** START OF Data section **

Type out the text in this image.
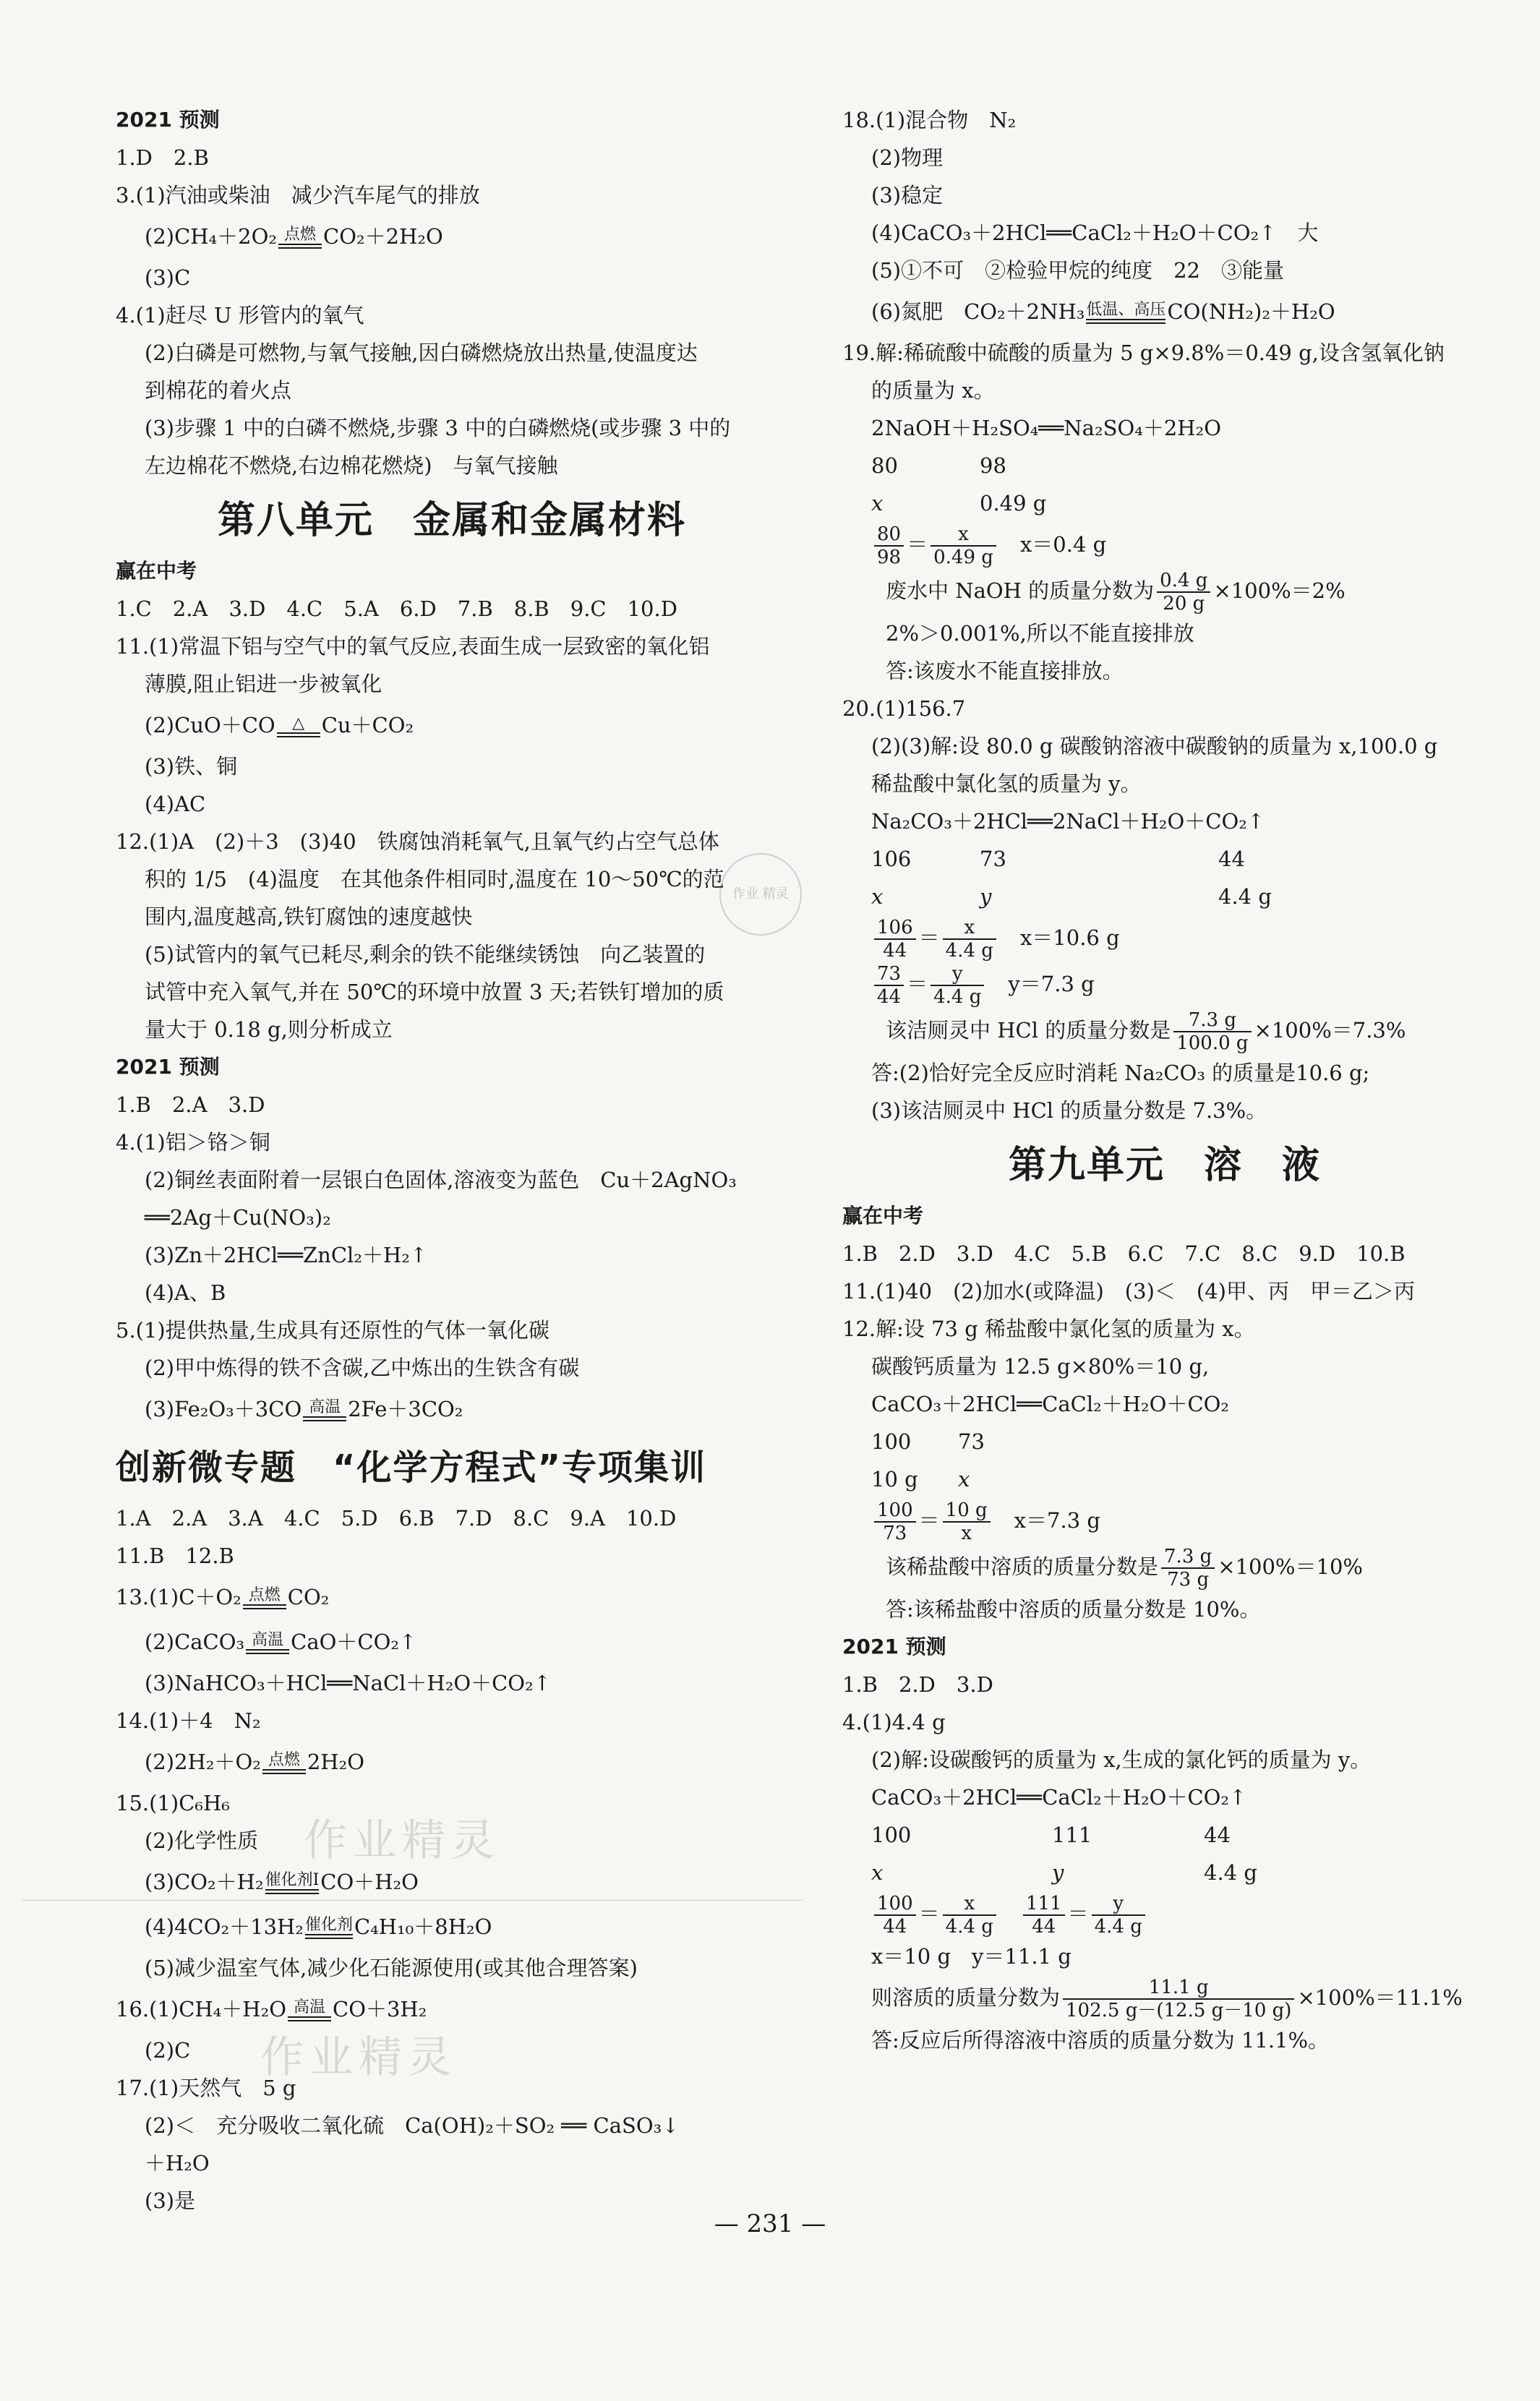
作业精灵
作业精灵
作业 精灵
2021 预测
1.D　2.B
3.(1)汽油或柴油　减少汽车尾气的排放
(2)CH₄＋2O₂ 点燃 CO₂＋2H₂O
(3)C
4.(1)赶尽 U 形管内的氧气
(2)白磷是可燃物,与氧气接触,因白磷燃烧放出热量,使温度达
到棉花的着火点
(3)步骤 1 中的白磷不燃烧,步骤 3 中的白磷燃烧(或步骤 3 中的
左边棉花不燃烧,右边棉花燃烧)　与氧气接触
第八单元　金属和金属材料
赢在中考
1.C　2.A　3.D　4.C　5.A　6.D　7.B　8.B　9.C　10.D
11.(1)常温下铝与空气中的氧气反应,表面生成一层致密的氧化铝
薄膜,阻止铝进一步被氧化
(2)CuO＋CO	△ Cu＋CO₂
(3)铁、铜
(4)AC
12.(1)A　(2)＋3　(3)40　铁腐蚀消耗氧气,且氧气约占空气总体
积的 1/5　(4)温度　在其他条件相同时,温度在 10～50℃的范
围内,温度越高,铁钉腐蚀的速度越快
(5)试管内的氧气已耗尽,剩余的铁不能继续锈蚀　向乙装置的
试管中充入氧气,并在 50℃的环境中放置 3 天;若铁钉增加的质
量大于 0.18 g,则分析成立
2021 预测
1.B　2.A　3.D
4.(1)铝＞铬＞铜
(2)铜丝表面附着一层银白色固体,溶液变为蓝色　Cu＋2AgNO₃
══2Ag＋Cu(NO₃)₂
(3)Zn＋2HCl══ZnCl₂＋H₂↑
(4)A、B
5.(1)提供热量,生成具有还原性的气体一氧化碳
(2)甲中炼得的铁不含碳,乙中炼出的生铁含有碳
(3)Fe₂O₃＋3CO 高温 2Fe＋3CO₂
创新微专题　“化学方程式”专项集训
1.A　2.A　3.A　4.C　5.D　6.B　7.D　8.C　9.A　10.D
11.B　12.B
13.(1)C＋O₂ 点燃 CO₂
(2)CaCO₃ 高温 CaO＋CO₂↑
(3)NaHCO₃＋HCl══NaCl＋H₂O＋CO₂↑
14.(1)＋4　N₂
(2)2H₂＋O₂ 点燃 2H₂O
15.(1)C₆H₆
(2)化学性质
(3)CO₂＋H₂ 催化剂Ⅰ CO＋H₂O
(4)4CO₂＋13H₂ 催化剂 C₄H₁₀＋8H₂O
(5)减少温室气体,减少化石能源使用(或其他合理答案)
16.(1)CH₄＋H₂O 高温 CO＋3H₂
(2)C
17.(1)天然气　5 g
(2)＜　充分吸收二氧化硫　Ca(OH)₂＋SO₂ ══ CaSO₃↓
＋H₂O
(3)是
18.(1)混合物　N₂
(2)物理
(3)稳定
(4)CaCO₃＋2HCl══CaCl₂＋H₂O＋CO₂↑　大
(5)①不可　②检验甲烷的纯度　22　③能量
(6)氮肥　CO₂＋2NH₃ 低温、高压 CO(NH₂)₂＋H₂O
19.解:稀硫酸中硫酸的质量为 5 g×9.8%＝0.49 g,设含氢氧化钠
的质量为 x。
2NaOH＋H₂SO₄══Na₂SO₄＋2H₂O
80	98
x	0.49 g
$\frac{80}{98} = \frac{x}{0.49 g}$
　 x＝0.4 g
废水中 NaOH 的质量分数为 $\frac{0.4 g}{20 g} \times 100\%=2\%$
2%＞0.001%,所以不能直接排放
答:该废水不能直接排放。
20.(1)156.7
(2)(3)解:设 80.0 g 碳酸钠溶液中碳酸钠的质量为 x,100.0 g
稀盐酸中氯化氢的质量为 y。
Na₂CO₃＋2HCl══2NaCl＋H₂O＋CO₂↑
106	73	44
x	y	4.4 g
$\frac{106}{44} = \frac{x}{4.4 g}$
　 x＝10.6 g
$\frac{73}{44} = \frac{y}{4.4 g}$
　 y＝7.3 g
该洁厕灵中 HCl 的质量分数是 $\frac{7.3 g}{100.0 g} \times 100\%=7.3\%$
答:(2)恰好完全反应时消耗 Na₂CO₃ 的质量是10.6 g;
(3)该洁厕灵中 HCl 的质量分数是 7.3%。
第九单元　溶　液
赢在中考
1.B　2.D　3.D　4.C　5.B　6.C　7.C　8.C　9.D　10.B
11.(1)40　(2)加水(或降温)　(3)＜　(4)甲、丙　甲＝乙＞丙
12.解:设 73 g 稀盐酸中氯化氢的质量为 x。
碳酸钙质量为 12.5 g×80%＝10 g,
CaCO₃＋2HCl══CaCl₂＋H₂O＋CO₂
100 73
10 g x
$\frac{100}{73} = \frac{10 g}{x}$
　 x＝7.3 g
该稀盐酸中溶质的质量分数是 $\frac{7.3 g}{73 g} \times 100\%=10\%$
答:该稀盐酸中溶质的质量分数是 10%。
2021 预测
1.B　2.D　3.D
4.(1)4.4 g
(2)解:设碳酸钙的质量为 x,生成的氯化钙的质量为 y。
CaCO₃＋2HCl══CaCl₂＋H₂O＋CO₂↑
100	111	44
x	y	4.4 g
$\frac{100}{44} = \frac{x}{4.4 g}$
　 $\frac{111}{44} = \frac{y}{4.4 g}$
x＝10 g　y＝11.1 g
则溶质的质量分数为 $\frac{11.1 g}{102.5 g-(12.5 g-10 g)} \times 100\%=11.1\%$
答:反应后所得溶液中溶质的质量分数为 11.1%。
— 231 —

** END OF Data section **

Exercise prompt: Without the images, write out each line of the data verbatim.

Response:
Type out the text in this image.
作业精灵
作业精灵
作业 精灵
2021 预测
1.D　2.B
3.(1)汽油或柴油　减少汽车尾气的排放
(2)CH₄＋2O₂ 点燃 CO₂＋2H₂O
(3)C
4.(1)赶尽 U 形管内的氧气
(2)白磷是可燃物,与氧气接触,因白磷燃烧放出热量,使温度达
到棉花的着火点
(3)步骤 1 中的白磷不燃烧,步骤 3 中的白磷燃烧(或步骤 3 中的
左边棉花不燃烧,右边棉花燃烧)　与氧气接触
第八单元　金属和金属材料
赢在中考
1.C　2.A　3.D　4.C　5.A　6.D　7.B　8.B　9.C　10.D
11.(1)常温下铝与空气中的氧气反应,表面生成一层致密的氧化铝
薄膜,阻止铝进一步被氧化
(2)CuO＋CO	△ Cu＋CO₂
(3)铁、铜
(4)AC
12.(1)A　(2)＋3　(3)40　铁腐蚀消耗氧气,且氧气约占空气总体
积的 1/5　(4)温度　在其他条件相同时,温度在 10～50℃的范
围内,温度越高,铁钉腐蚀的速度越快
(5)试管内的氧气已耗尽,剩余的铁不能继续锈蚀　向乙装置的
试管中充入氧气,并在 50℃的环境中放置 3 天;若铁钉增加的质
量大于 0.18 g,则分析成立
2021 预测
1.B　2.A　3.D
4.(1)铝＞铬＞铜
(2)铜丝表面附着一层银白色固体,溶液变为蓝色　Cu＋2AgNO₃
══2Ag＋Cu(NO₃)₂
(3)Zn＋2HCl══ZnCl₂＋H₂↑
(4)A、B
5.(1)提供热量,生成具有还原性的气体一氧化碳
(2)甲中炼得的铁不含碳,乙中炼出的生铁含有碳
(3)Fe₂O₃＋3CO 高温 2Fe＋3CO₂
创新微专题　“化学方程式”专项集训
1.A　2.A　3.A　4.C　5.D　6.B　7.D　8.C　9.A　10.D
11.B　12.B
13.(1)C＋O₂ 点燃 CO₂
(2)CaCO₃ 高温 CaO＋CO₂↑
(3)NaHCO₃＋HCl══NaCl＋H₂O＋CO₂↑
14.(1)＋4　N₂
(2)2H₂＋O₂ 点燃 2H₂O
15.(1)C₆H₆
(2)化学性质
(3)CO₂＋H₂ 催化剂Ⅰ CO＋H₂O
(4)4CO₂＋13H₂ 催化剂 C₄H₁₀＋8H₂O
(5)减少温室气体,减少化石能源使用(或其他合理答案)
16.(1)CH₄＋H₂O 高温 CO＋3H₂
(2)C
17.(1)天然气　5 g
(2)＜　充分吸收二氧化硫　Ca(OH)₂＋SO₂ ══ CaSO₃↓
＋H₂O
(3)是
18.(1)混合物　N₂
(2)物理
(3)稳定
(4)CaCO₃＋2HCl══CaCl₂＋H₂O＋CO₂↑　大
(5)①不可　②检验甲烷的纯度　22　③能量
(6)氮肥　CO₂＋2NH₃ 低温、高压 CO(NH₂)₂＋H₂O
19.解:稀硫酸中硫酸的质量为 5 g×9.8%＝0.49 g,设含氢氧化钠
的质量为 x。
2NaOH＋H₂SO₄══Na₂SO₄＋2H₂O
80	98
x	0.49 g
$\frac{80}{98} = \frac{x}{0.49 g}$
　 x＝0.4 g
废水中 NaOH 的质量分数为 $\frac{0.4 g}{20 g} \times 100\%=2\%$
2%＞0.001%,所以不能直接排放
答:该废水不能直接排放。
20.(1)156.7
(2)(3)解:设 80.0 g 碳酸钠溶液中碳酸钠的质量为 x,100.0 g
稀盐酸中氯化氢的质量为 y。
Na₂CO₃＋2HCl══2NaCl＋H₂O＋CO₂↑
106	73	44
x	y	4.4 g
$\frac{106}{44} = \frac{x}{4.4 g}$
　 x＝10.6 g
$\frac{73}{44} = \frac{y}{4.4 g}$
　 y＝7.3 g
该洁厕灵中 HCl 的质量分数是 $\frac{7.3 g}{100.0 g} \times 100\%=7.3\%$
答:(2)恰好完全反应时消耗 Na₂CO₃ 的质量是10.6 g;
(3)该洁厕灵中 HCl 的质量分数是 7.3%。
第九单元　溶　液
赢在中考
1.B　2.D　3.D　4.C　5.B　6.C　7.C　8.C　9.D　10.B
11.(1)40　(2)加水(或降温)　(3)＜　(4)甲、丙　甲＝乙＞丙
12.解:设 73 g 稀盐酸中氯化氢的质量为 x。
碳酸钙质量为 12.5 g×80%＝10 g,
CaCO₃＋2HCl══CaCl₂＋H₂O＋CO₂
100 73
10 g x
$\frac{100}{73} = \frac{10 g}{x}$
　 x＝7.3 g
该稀盐酸中溶质的质量分数是 $\frac{7.3 g}{73 g} \times 100\%=10\%$
答:该稀盐酸中溶质的质量分数是 10%。
2021 预测
1.B　2.D　3.D
4.(1)4.4 g
(2)解:设碳酸钙的质量为 x,生成的氯化钙的质量为 y。
CaCO₃＋2HCl══CaCl₂＋H₂O＋CO₂↑
100	111	44
x	y	4.4 g
$\frac{100}{44} = \frac{x}{4.4 g}$
　 $\frac{111}{44} = \frac{y}{4.4 g}$
x＝10 g　y＝11.1 g
则溶质的质量分数为 $\frac{11.1 g}{102.5 g-(12.5 g-10 g)} \times 100\%=11.1\%$
答:反应后所得溶液中溶质的质量分数为 11.1%。
— 231 —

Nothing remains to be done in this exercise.